* EXERCISE AIM: Set down each entry from the block beneath, exactly as written.

* DATASET EXTRACT:
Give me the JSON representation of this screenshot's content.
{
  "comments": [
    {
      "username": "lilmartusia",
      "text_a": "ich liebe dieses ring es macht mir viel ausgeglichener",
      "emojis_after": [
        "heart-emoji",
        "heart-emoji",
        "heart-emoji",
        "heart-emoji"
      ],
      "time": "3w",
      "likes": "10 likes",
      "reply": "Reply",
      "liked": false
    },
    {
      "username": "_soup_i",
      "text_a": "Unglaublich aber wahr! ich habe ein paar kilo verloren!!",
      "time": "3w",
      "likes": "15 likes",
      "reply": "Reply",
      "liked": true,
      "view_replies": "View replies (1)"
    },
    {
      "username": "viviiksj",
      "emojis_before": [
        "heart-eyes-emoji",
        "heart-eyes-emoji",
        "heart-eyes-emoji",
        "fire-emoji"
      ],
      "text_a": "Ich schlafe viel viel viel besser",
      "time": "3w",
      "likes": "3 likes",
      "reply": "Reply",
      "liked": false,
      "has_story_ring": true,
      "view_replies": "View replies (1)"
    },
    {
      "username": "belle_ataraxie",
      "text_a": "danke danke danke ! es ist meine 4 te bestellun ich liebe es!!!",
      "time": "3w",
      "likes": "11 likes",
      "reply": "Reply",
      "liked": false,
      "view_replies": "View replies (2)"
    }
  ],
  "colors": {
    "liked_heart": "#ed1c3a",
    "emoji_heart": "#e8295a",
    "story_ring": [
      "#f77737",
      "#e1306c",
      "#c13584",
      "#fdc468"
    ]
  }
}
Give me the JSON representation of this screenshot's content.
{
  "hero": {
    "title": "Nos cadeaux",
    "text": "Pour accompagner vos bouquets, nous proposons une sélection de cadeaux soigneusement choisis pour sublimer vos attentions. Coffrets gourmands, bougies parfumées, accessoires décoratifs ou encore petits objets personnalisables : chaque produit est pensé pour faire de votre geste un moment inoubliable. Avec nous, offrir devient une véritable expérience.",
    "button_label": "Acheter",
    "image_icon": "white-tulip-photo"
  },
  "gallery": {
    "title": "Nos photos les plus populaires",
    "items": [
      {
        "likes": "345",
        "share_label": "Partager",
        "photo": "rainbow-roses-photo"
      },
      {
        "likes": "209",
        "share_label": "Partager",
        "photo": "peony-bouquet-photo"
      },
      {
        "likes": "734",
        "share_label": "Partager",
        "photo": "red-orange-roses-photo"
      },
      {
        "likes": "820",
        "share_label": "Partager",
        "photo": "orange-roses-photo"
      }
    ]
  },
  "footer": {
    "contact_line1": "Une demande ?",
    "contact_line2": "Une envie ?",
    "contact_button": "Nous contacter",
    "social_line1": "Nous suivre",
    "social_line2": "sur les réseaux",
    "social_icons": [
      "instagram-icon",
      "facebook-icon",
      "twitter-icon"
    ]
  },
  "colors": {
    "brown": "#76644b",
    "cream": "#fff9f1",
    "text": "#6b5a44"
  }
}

* ANSWER TO THE EXERCISE:
Give me the JSON representation of this screenshot's content.
{
  "comments": [
    {
      "username": "lilmartusia",
      "text_a": "ich liebe dieses ring es macht mir viel ausgeglichener",
      "emojis_after": [
        "heart-emoji",
        "heart-emoji",
        "heart-emoji",
        "heart-emoji"
      ],
      "time": "3w",
      "likes": "10 likes",
      "reply": "Reply",
      "liked": false
    },
    {
      "username": "_soup_i",
      "text_a": "Unglaublich aber wahr! ich habe ein paar kilo verloren!!",
      "time": "3w",
      "likes": "15 likes",
      "reply": "Reply",
      "liked": true,
      "view_replies": "View replies (1)"
    },
    {
      "username": "viviiksj",
      "emojis_before": [
        "heart-eyes-emoji",
        "heart-eyes-emoji",
        "heart-eyes-emoji",
        "fire-emoji"
      ],
      "text_a": "Ich schlafe viel viel viel besser",
      "time": "3w",
      "likes": "3 likes",
      "reply": "Reply",
      "liked": false,
      "has_story_ring": true,
      "view_replies": "View replies (1)"
    },
    {
      "username": "belle_ataraxie",
      "text_a": "danke danke danke ! es ist meine 4 te bestellun ich liebe es!!!",
      "time": "3w",
      "likes": "11 likes",
      "reply": "Reply",
      "liked": false,
      "view_replies": "View replies (2)"
    }
  ],
  "colors": {
    "liked_heart": "#ed1c3a",
    "emoji_heart": "#e8295a",
    "story_ring": [
      "#f77737",
      "#e1306c",
      "#c13584",
      "#fdc468"
    ]
  }
}
Give me the JSON representation of this screenshot's content.
{
  "hero": {
    "title": "Nos cadeaux",
    "text": "Pour accompagner vos bouquets, nous proposons une sélection de cadeaux soigneusement choisis pour sublimer vos attentions. Coffrets gourmands, bougies parfumées, accessoires décoratifs ou encore petits objets personnalisables : chaque produit est pensé pour faire de votre geste un moment inoubliable. Avec nous, offrir devient une véritable expérience.",
    "button_label": "Acheter",
    "image_icon": "white-tulip-photo"
  },
  "gallery": {
    "title": "Nos photos les plus populaires",
    "items": [
      {
        "likes": "345",
        "share_label": "Partager",
        "photo": "rainbow-roses-photo"
      },
      {
        "likes": "209",
        "share_label": "Partager",
        "photo": "peony-bouquet-photo"
      },
      {
        "likes": "734",
        "share_label": "Partager",
        "photo": "red-orange-roses-photo"
      },
      {
        "likes": "820",
        "share_label": "Partager",
        "photo": "orange-roses-photo"
      }
    ]
  },
  "footer": {
    "contact_line1": "Une demande ?",
    "contact_line2": "Une envie ?",
    "contact_button": "Nous contacter",
    "social_line1": "Nous suivre",
    "social_line2": "sur les réseaux",
    "social_icons": [
      "instagram-icon",
      "facebook-icon",
      "twitter-icon"
    ]
  },
  "colors": {
    "brown": "#76644b",
    "cream": "#fff9f1",
    "text": "#6b5a44"
  }
}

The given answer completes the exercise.